(Excerpt from a dataset)
↓

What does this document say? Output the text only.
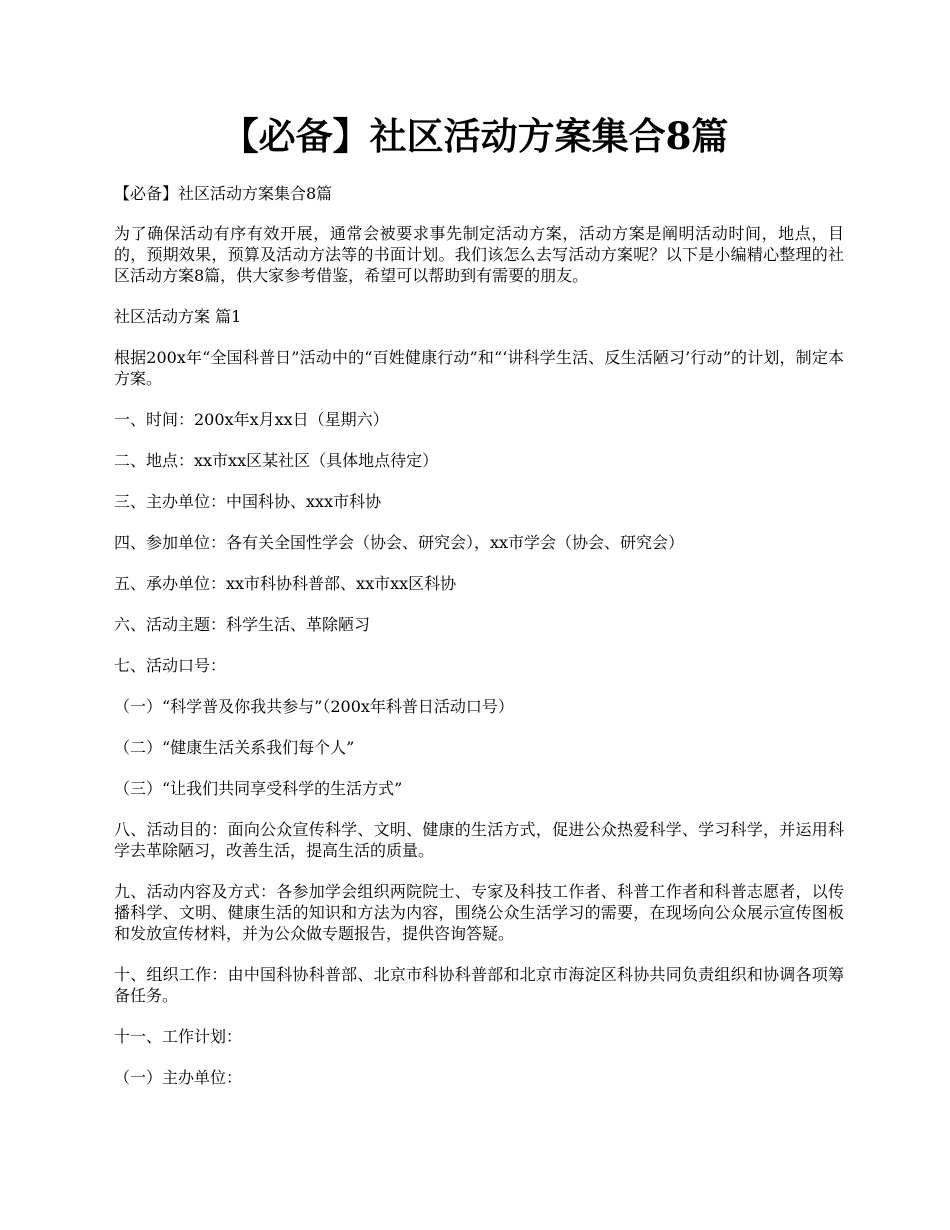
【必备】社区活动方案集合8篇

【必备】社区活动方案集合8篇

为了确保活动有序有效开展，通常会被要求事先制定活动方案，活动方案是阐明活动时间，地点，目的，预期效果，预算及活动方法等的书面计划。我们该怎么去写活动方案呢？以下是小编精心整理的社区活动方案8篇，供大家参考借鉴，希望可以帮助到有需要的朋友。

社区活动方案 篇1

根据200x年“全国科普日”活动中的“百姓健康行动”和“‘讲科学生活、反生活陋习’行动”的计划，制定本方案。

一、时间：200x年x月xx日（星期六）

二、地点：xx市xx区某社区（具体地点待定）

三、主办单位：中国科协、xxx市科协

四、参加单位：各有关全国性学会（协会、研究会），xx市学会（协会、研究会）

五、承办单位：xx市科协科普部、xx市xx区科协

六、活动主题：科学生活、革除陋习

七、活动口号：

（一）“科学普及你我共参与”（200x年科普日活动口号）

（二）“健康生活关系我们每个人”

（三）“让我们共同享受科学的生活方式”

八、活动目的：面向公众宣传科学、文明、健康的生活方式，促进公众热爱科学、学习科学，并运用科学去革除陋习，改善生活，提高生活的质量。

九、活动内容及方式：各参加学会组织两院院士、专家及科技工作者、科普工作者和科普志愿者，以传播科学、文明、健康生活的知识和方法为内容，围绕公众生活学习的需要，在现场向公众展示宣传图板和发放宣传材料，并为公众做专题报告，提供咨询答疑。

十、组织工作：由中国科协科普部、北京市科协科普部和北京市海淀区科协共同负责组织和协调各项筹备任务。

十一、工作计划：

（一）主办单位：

↑
↓

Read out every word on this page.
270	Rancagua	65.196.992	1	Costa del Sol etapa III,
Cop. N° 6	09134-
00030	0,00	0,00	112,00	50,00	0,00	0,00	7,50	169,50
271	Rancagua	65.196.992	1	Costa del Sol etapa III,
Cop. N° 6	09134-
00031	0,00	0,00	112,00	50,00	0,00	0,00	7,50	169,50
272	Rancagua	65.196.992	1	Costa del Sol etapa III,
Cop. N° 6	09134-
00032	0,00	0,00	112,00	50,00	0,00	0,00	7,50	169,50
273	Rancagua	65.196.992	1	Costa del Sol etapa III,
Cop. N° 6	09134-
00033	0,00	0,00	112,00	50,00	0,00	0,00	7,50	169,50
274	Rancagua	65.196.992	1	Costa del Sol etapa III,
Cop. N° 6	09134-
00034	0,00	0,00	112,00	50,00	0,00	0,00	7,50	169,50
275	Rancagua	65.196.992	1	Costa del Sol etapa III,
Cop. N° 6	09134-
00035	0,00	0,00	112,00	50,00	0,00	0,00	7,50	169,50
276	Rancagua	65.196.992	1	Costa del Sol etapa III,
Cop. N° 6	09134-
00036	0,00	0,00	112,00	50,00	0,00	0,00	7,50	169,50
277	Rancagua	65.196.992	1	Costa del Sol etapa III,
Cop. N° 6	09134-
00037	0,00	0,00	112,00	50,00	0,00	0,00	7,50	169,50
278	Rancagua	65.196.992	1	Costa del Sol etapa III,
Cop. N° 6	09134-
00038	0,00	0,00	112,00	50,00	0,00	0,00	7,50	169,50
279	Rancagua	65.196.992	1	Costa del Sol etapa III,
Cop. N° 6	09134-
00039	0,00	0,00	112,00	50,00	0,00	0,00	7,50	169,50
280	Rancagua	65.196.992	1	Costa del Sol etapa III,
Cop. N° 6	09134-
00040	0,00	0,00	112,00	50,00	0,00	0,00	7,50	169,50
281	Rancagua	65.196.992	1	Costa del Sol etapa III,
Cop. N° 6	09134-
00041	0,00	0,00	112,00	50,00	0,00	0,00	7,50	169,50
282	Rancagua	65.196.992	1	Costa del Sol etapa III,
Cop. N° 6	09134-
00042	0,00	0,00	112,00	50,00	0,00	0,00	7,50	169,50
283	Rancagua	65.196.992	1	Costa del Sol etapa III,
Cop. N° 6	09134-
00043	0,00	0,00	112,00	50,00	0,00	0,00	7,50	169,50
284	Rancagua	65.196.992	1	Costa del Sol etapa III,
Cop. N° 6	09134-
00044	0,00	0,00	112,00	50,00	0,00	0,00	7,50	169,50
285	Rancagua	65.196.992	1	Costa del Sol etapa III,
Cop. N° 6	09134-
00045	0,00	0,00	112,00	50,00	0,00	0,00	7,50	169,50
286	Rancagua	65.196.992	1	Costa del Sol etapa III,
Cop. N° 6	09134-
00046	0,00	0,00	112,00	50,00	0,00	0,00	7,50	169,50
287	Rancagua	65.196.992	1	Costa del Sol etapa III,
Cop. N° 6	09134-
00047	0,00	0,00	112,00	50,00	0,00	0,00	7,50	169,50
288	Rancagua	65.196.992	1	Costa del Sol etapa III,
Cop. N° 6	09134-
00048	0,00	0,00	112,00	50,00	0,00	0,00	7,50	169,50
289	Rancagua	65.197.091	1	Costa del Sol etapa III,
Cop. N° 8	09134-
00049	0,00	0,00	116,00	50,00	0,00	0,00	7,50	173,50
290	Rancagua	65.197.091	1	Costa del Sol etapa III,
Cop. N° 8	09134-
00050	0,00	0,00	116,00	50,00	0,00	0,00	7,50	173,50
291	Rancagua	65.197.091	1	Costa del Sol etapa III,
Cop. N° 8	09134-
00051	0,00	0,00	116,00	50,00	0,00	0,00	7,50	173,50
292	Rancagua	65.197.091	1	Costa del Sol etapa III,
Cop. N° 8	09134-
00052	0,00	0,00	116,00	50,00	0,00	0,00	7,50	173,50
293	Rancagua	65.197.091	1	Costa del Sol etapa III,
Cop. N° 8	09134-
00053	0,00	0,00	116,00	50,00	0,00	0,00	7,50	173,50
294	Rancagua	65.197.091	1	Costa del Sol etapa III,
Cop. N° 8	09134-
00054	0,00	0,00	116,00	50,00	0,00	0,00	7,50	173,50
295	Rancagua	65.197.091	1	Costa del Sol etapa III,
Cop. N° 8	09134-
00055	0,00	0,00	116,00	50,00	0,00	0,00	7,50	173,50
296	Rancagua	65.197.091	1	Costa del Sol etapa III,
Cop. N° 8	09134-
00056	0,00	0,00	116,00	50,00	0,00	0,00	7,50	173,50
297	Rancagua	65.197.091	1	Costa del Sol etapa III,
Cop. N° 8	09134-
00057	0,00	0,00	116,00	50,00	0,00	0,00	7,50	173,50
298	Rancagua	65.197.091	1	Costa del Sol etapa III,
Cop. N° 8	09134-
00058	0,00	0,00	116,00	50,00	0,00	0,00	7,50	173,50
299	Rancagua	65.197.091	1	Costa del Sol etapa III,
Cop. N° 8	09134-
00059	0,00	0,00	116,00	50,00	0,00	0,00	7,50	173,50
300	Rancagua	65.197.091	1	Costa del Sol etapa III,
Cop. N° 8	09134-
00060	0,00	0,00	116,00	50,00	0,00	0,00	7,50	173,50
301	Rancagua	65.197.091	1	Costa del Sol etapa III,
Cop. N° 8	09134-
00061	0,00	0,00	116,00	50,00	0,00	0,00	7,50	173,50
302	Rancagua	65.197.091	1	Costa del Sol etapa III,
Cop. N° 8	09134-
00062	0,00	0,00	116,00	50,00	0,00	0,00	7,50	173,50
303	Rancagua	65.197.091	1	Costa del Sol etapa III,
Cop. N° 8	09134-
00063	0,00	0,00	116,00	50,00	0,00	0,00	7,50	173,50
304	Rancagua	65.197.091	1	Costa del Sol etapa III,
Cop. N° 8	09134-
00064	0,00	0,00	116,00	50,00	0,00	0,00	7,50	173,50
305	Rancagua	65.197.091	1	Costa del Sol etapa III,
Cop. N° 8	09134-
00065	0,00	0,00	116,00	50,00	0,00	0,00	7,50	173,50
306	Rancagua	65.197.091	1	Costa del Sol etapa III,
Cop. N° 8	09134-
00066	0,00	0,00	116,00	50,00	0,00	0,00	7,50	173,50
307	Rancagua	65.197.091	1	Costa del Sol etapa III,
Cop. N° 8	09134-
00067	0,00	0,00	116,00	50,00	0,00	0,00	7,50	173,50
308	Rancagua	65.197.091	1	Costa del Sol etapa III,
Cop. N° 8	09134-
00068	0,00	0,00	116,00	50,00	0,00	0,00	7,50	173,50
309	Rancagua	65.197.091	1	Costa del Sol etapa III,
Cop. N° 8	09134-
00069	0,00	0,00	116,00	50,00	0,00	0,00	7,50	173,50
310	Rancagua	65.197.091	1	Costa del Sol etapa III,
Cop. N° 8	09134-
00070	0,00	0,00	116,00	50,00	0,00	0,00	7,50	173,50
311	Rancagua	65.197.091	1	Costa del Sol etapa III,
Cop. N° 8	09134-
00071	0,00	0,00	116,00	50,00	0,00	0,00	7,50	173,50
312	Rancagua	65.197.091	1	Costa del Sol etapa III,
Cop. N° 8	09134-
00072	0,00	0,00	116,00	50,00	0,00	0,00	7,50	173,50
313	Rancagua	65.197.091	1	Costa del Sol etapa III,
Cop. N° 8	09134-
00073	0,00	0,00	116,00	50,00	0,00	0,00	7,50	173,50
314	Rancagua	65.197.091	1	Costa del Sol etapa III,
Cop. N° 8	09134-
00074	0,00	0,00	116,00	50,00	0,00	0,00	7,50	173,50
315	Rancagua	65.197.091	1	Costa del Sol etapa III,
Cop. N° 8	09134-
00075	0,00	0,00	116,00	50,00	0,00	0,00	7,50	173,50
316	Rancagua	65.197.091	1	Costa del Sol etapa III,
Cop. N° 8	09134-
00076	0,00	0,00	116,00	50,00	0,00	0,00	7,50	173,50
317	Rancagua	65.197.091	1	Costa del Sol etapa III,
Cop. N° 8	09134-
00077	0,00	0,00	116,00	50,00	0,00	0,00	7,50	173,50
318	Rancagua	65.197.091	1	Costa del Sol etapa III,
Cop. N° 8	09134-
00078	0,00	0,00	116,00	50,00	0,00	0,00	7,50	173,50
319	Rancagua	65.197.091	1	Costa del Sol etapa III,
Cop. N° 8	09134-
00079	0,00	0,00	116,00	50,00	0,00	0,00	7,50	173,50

↑

▶ [What to do]:
Search the lines for "this". Copy each line that has it.

▶ [Correct output]:
What does this document say? Output the text only.
Read out every word on this page.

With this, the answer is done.